**EXERCISE GOAL:**
Look through the material below, count the lines containing the word "type", and state only the count.

**GIVEN RECORDS:**
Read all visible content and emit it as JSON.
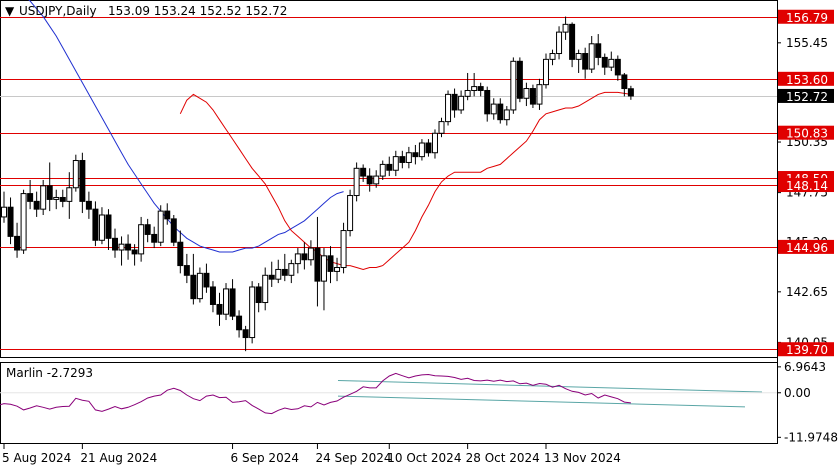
{
  "colors": {
    "background": "#ffffff",
    "candle": "#000000",
    "level_line": "#e00000",
    "level_label_bg": "#e00000",
    "sma_red": "#e00000",
    "sma_blue": "#2030d0",
    "osc_line": "#8a007a",
    "channel_line": "#5aa6a6",
    "current_price_bg": "#000000"
  },
  "header": {
    "symbol_tf": "USDJPY,Daily",
    "ohlc": "153.09 153.24 152.52 152.72"
  },
  "chart_data": [
    {
      "type": "candlestick",
      "title": "USDJPY,Daily 153.09 153.24 152.52 152.72",
      "ylim": [
        139.3,
        157.6
      ],
      "price_ticks": [
        "155.45",
        "150.35",
        "147.75",
        "145.20",
        "142.65",
        "140.05"
      ],
      "x_labels": [
        "5 Aug 2024",
        "21 Aug 2024",
        "6 Sep 2024",
        "24 Sep 2024",
        "10 Oct 2024",
        "28 Oct 2024",
        "13 Nov 2024"
      ],
      "levels": [
        {
          "label": "156.79",
          "value": 156.79
        },
        {
          "label": "153.60",
          "value": 153.6
        },
        {
          "label": "150.83",
          "value": 150.83
        },
        {
          "label": "148.50",
          "value": 148.5
        },
        {
          "label": "148.14",
          "value": 148.14
        },
        {
          "label": "144.96",
          "value": 144.96
        },
        {
          "label": "139.70",
          "value": 139.7
        }
      ],
      "current_price": {
        "label": "152.72",
        "value": 152.72
      },
      "candles": [
        [
          146.5,
          147.8,
          146.2,
          147.0
        ],
        [
          147.0,
          147.5,
          145.1,
          145.5
        ],
        [
          145.5,
          146.2,
          144.4,
          144.8
        ],
        [
          144.8,
          147.9,
          144.6,
          147.7
        ],
        [
          147.7,
          148.4,
          146.9,
          147.3
        ],
        [
          147.3,
          147.8,
          146.5,
          146.9
        ],
        [
          146.9,
          148.4,
          146.6,
          148.1
        ],
        [
          148.1,
          149.3,
          146.8,
          147.4
        ],
        [
          147.4,
          147.9,
          146.9,
          147.5
        ],
        [
          147.5,
          147.9,
          147.0,
          147.3
        ],
        [
          147.3,
          148.8,
          146.4,
          148.0
        ],
        [
          148.0,
          149.7,
          147.8,
          149.4
        ],
        [
          149.4,
          149.8,
          146.7,
          147.3
        ],
        [
          147.3,
          147.8,
          146.4,
          146.9
        ],
        [
          146.9,
          147.3,
          145.0,
          145.3
        ],
        [
          145.3,
          147.0,
          145.1,
          146.6
        ],
        [
          146.6,
          146.9,
          144.8,
          145.4
        ],
        [
          145.4,
          145.9,
          144.4,
          144.8
        ],
        [
          144.8,
          145.5,
          144.0,
          145.1
        ],
        [
          145.1,
          145.6,
          144.3,
          144.8
        ],
        [
          144.8,
          145.1,
          144.0,
          144.6
        ],
        [
          144.6,
          146.5,
          144.2,
          146.1
        ],
        [
          146.1,
          146.4,
          145.2,
          145.6
        ],
        [
          145.6,
          146.0,
          144.9,
          145.2
        ],
        [
          145.2,
          147.1,
          145.0,
          146.8
        ],
        [
          146.8,
          147.2,
          146.1,
          146.4
        ],
        [
          146.4,
          146.6,
          145.0,
          145.2
        ],
        [
          145.2,
          145.8,
          143.6,
          144.0
        ],
        [
          144.0,
          144.6,
          143.1,
          143.5
        ],
        [
          143.5,
          144.6,
          142.0,
          142.3
        ],
        [
          142.3,
          143.9,
          142.1,
          143.6
        ],
        [
          143.6,
          144.1,
          142.6,
          142.9
        ],
        [
          142.9,
          143.2,
          141.6,
          142.0
        ],
        [
          142.0,
          142.6,
          140.9,
          141.5
        ],
        [
          141.5,
          143.1,
          141.2,
          142.8
        ],
        [
          142.8,
          143.3,
          141.2,
          141.4
        ],
        [
          141.4,
          141.7,
          140.3,
          140.7
        ],
        [
          140.7,
          140.9,
          139.6,
          140.3
        ],
        [
          140.3,
          143.2,
          140.0,
          142.9
        ],
        [
          142.9,
          143.1,
          141.6,
          142.1
        ],
        [
          142.1,
          143.9,
          141.7,
          143.5
        ],
        [
          143.5,
          144.2,
          142.9,
          143.3
        ],
        [
          143.3,
          144.3,
          143.1,
          143.8
        ],
        [
          143.8,
          144.6,
          143.2,
          143.5
        ],
        [
          143.5,
          144.3,
          143.1,
          144.1
        ],
        [
          144.1,
          144.9,
          143.6,
          144.6
        ],
        [
          144.6,
          145.2,
          143.8,
          144.3
        ],
        [
          144.3,
          145.3,
          144.0,
          144.9
        ],
        [
          144.9,
          146.5,
          141.9,
          143.2
        ],
        [
          143.2,
          144.9,
          141.7,
          144.5
        ],
        [
          144.5,
          145.0,
          143.1,
          143.7
        ],
        [
          143.7,
          144.4,
          143.2,
          143.9
        ],
        [
          143.9,
          146.2,
          143.6,
          145.8
        ],
        [
          145.8,
          147.9,
          145.5,
          147.6
        ],
        [
          147.6,
          149.3,
          147.3,
          149.0
        ],
        [
          149.0,
          149.2,
          148.3,
          148.6
        ],
        [
          148.6,
          149.0,
          147.8,
          148.2
        ],
        [
          148.2,
          148.9,
          148.0,
          148.6
        ],
        [
          148.6,
          149.4,
          148.4,
          149.2
        ],
        [
          149.2,
          149.6,
          148.6,
          148.9
        ],
        [
          148.9,
          149.9,
          148.6,
          149.6
        ],
        [
          149.6,
          149.9,
          149.0,
          149.3
        ],
        [
          149.3,
          150.1,
          149.0,
          149.8
        ],
        [
          149.8,
          150.2,
          149.2,
          149.6
        ],
        [
          149.6,
          150.5,
          149.4,
          150.3
        ],
        [
          150.3,
          150.5,
          149.6,
          149.8
        ],
        [
          149.8,
          151.0,
          149.5,
          150.8
        ],
        [
          150.8,
          151.6,
          150.6,
          151.4
        ],
        [
          151.4,
          153.0,
          151.2,
          152.8
        ],
        [
          152.8,
          153.1,
          151.6,
          152.0
        ],
        [
          152.0,
          153.0,
          151.8,
          152.7
        ],
        [
          152.7,
          153.9,
          152.5,
          153.0
        ],
        [
          153.0,
          153.9,
          152.7,
          153.2
        ],
        [
          153.2,
          153.4,
          152.7,
          153.0
        ],
        [
          153.0,
          153.2,
          151.4,
          151.8
        ],
        [
          151.8,
          152.6,
          151.5,
          152.3
        ],
        [
          152.3,
          152.6,
          151.3,
          151.5
        ],
        [
          151.5,
          152.2,
          151.2,
          152.0
        ],
        [
          152.0,
          154.7,
          151.8,
          154.5
        ],
        [
          154.5,
          154.7,
          152.4,
          152.6
        ],
        [
          152.6,
          153.4,
          152.2,
          153.1
        ],
        [
          153.1,
          153.3,
          152.1,
          152.3
        ],
        [
          152.3,
          153.6,
          152.0,
          153.3
        ],
        [
          153.3,
          154.9,
          153.1,
          154.6
        ],
        [
          154.6,
          155.1,
          154.3,
          154.9
        ],
        [
          154.9,
          156.3,
          154.6,
          156.0
        ],
        [
          156.0,
          156.8,
          155.6,
          156.4
        ],
        [
          156.4,
          156.5,
          154.2,
          154.6
        ],
        [
          154.6,
          155.1,
          153.9,
          154.9
        ],
        [
          154.9,
          155.2,
          153.6,
          154.1
        ],
        [
          154.1,
          155.8,
          153.9,
          155.4
        ],
        [
          155.4,
          155.9,
          154.3,
          154.7
        ],
        [
          154.7,
          154.9,
          153.8,
          154.2
        ],
        [
          154.2,
          155.0,
          154.0,
          154.6
        ],
        [
          154.6,
          154.8,
          153.5,
          153.8
        ],
        [
          153.8,
          153.9,
          152.7,
          153.1
        ],
        [
          153.09,
          153.24,
          152.52,
          152.72
        ]
      ],
      "sma_red": [
        151.8,
        152.5,
        152.8,
        152.6,
        152.4,
        152.0,
        151.5,
        151.0,
        150.5,
        150.0,
        149.5,
        149.0,
        148.6,
        148.2,
        147.6,
        147.0,
        146.3,
        145.8,
        145.5,
        145.2,
        144.9,
        144.7,
        144.4,
        144.2,
        144.1,
        144.0,
        144.0,
        143.9,
        143.8,
        143.9,
        143.9,
        144.0,
        144.3,
        144.6,
        144.9,
        145.2,
        145.8,
        146.5,
        147.1,
        147.8,
        148.3,
        148.6,
        148.8,
        148.8,
        148.8,
        148.8,
        148.8,
        149.0,
        149.1,
        149.2,
        149.5,
        149.8,
        150.1,
        150.4,
        150.9,
        151.5,
        151.8,
        151.9,
        152.0,
        152.1,
        152.1,
        152.2,
        152.4,
        152.6,
        152.8,
        152.9,
        152.9,
        152.9,
        152.85,
        152.8
      ],
      "sma_blue": [
        158.6,
        158.5,
        158.2,
        157.9,
        157.6,
        157.2,
        156.8,
        156.3,
        155.8,
        155.2,
        154.6,
        154.0,
        153.4,
        152.8,
        152.2,
        151.6,
        151.0,
        150.4,
        149.8,
        149.2,
        148.7,
        148.2,
        147.7,
        147.2,
        146.8,
        146.4,
        146.0,
        145.7,
        145.4,
        145.2,
        145.0,
        144.9,
        144.8,
        144.7,
        144.7,
        144.7,
        144.8,
        144.9,
        144.9,
        145.0,
        145.2,
        145.4,
        145.6,
        145.7,
        145.9,
        146.1,
        146.3,
        146.6,
        146.9,
        147.2,
        147.5,
        147.7,
        147.8
      ]
    },
    {
      "type": "line",
      "title": "Marlin -2.7293",
      "ylim": [
        -13.5,
        8.0
      ],
      "y_ticks": [
        "6.9643",
        "0.00",
        "-11.9748"
      ],
      "values": [
        -3.4,
        -2.9,
        -3.1,
        -3.6,
        -4.6,
        -4.1,
        -3.5,
        -3.9,
        -4.4,
        -3.9,
        -3.7,
        -3.6,
        -1.5,
        -2.0,
        -2.3,
        -4.6,
        -5.0,
        -4.4,
        -3.7,
        -4.3,
        -3.9,
        -3.2,
        -2.4,
        -1.4,
        -0.9,
        -0.6,
        0.7,
        1.2,
        0.6,
        -0.6,
        -1.6,
        -2.1,
        -0.9,
        -0.6,
        -1.3,
        -1.2,
        -2.6,
        -2.4,
        -2.1,
        -3.4,
        -4.4,
        -5.4,
        -5.6,
        -4.7,
        -4.1,
        -4.5,
        -4.3,
        -3.5,
        -3.8,
        -2.6,
        -3.3,
        -2.6,
        -2.2,
        -1.2,
        -0.4,
        0.4,
        1.6,
        1.3,
        1.3,
        3.2,
        4.5,
        5.2,
        4.6,
        4.0,
        4.5,
        4.8,
        4.9,
        4.6,
        4.5,
        4.4,
        4.1,
        3.6,
        3.9,
        3.3,
        3.2,
        3.4,
        3.1,
        3.4,
        3.0,
        3.2,
        2.4,
        2.6,
        2.0,
        2.5,
        2.3,
        1.5,
        2.0,
        1.1,
        0.4,
        0.1,
        -0.6,
        -0.2,
        -1.4,
        -0.6,
        -1.1,
        -1.6,
        -2.5,
        -2.7293
      ],
      "channel": [
        {
          "from": 3.3,
          "to": 0.2
        },
        {
          "from": -0.9,
          "to": -3.8
        }
      ],
      "x_labels": [
        "5 Aug 2024",
        "21 Aug 2024",
        "6 Sep 2024",
        "24 Sep 2024",
        "10 Oct 2024",
        "28 Oct 2024",
        "13 Nov 2024"
      ]
    }
  ]
}
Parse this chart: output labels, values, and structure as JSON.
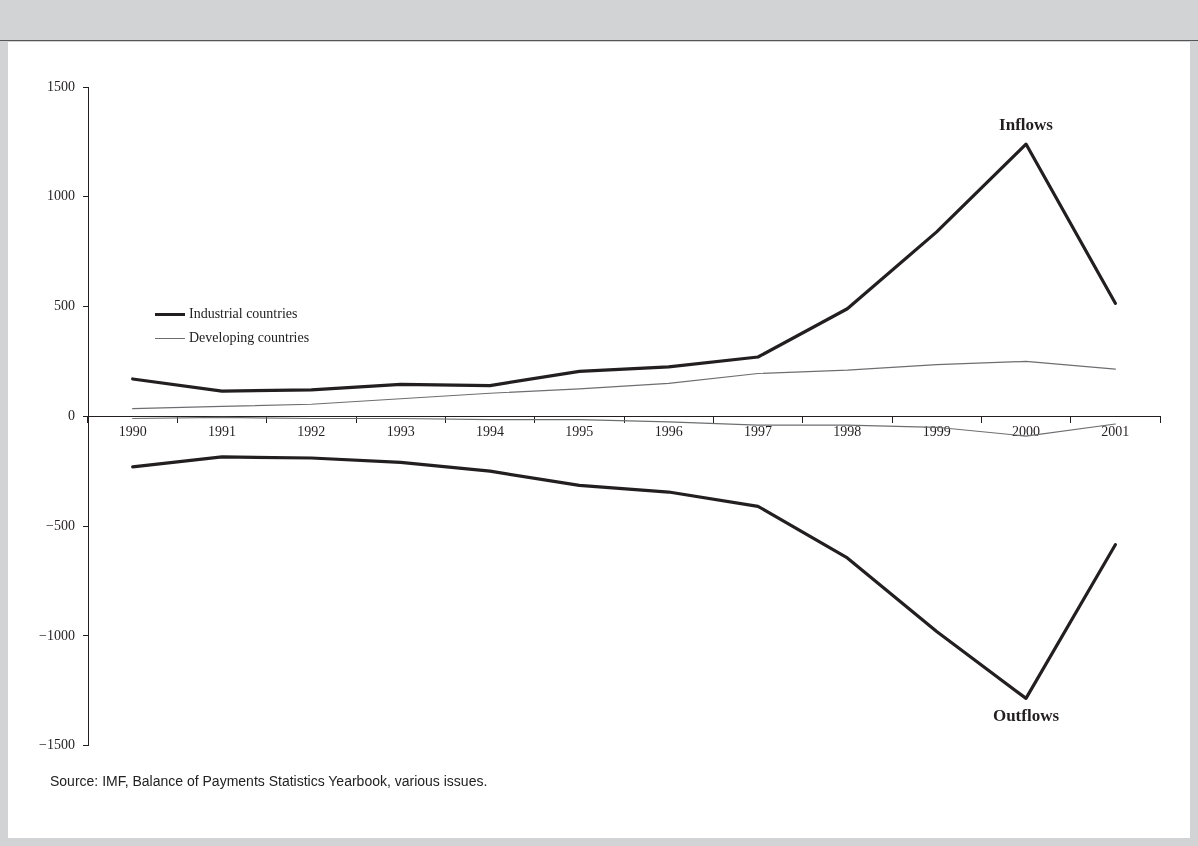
{
  "chart_data": {
    "type": "line",
    "categories": [
      "1990",
      "1991",
      "1992",
      "1993",
      "1994",
      "1995",
      "1996",
      "1997",
      "1998",
      "1999",
      "2000",
      "2001"
    ],
    "series": [
      {
        "name": "Industrial countries",
        "color": "#231f20",
        "values": [
          170,
          115,
          120,
          145,
          140,
          205,
          225,
          270,
          490,
          840,
          1240,
          515
        ]
      },
      {
        "color": "#231f20",
        "values": [
          -230,
          -185,
          -190,
          -210,
          -250,
          -315,
          -345,
          -410,
          -645,
          -980,
          -1285,
          -585
        ]
      },
      {
        "name": "Developing countries",
        "color": "#6d6e71",
        "values": [
          35,
          45,
          55,
          80,
          105,
          125,
          150,
          195,
          210,
          235,
          250,
          215
        ]
      },
      {
        "color": "#6d6e71",
        "values": [
          -10,
          -5,
          -10,
          -10,
          -15,
          -15,
          -25,
          -40,
          -40,
          -50,
          -90,
          -35
        ]
      }
    ],
    "ylim": [
      -1500,
      1500
    ],
    "yticks": [
      {
        "value": -1500,
        "label": "−1500"
      },
      {
        "value": -1000,
        "label": "−1000"
      },
      {
        "value": -500,
        "label": "−500"
      },
      0,
      500,
      1000,
      1500
    ],
    "grid": false,
    "legend": "left",
    "marker": "none",
    "line_style": "solid",
    "annotations": [
      {
        "text": "Inflows",
        "x": "2000",
        "y": 1240
      },
      {
        "text": "Outflows",
        "x": "2000",
        "y": -1285
      },
      "Source: IMF, Balance of Payments Statistics Yearbook, various issues."
    ]
  }
}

**RESULT OF THIS EXERCISE:**
3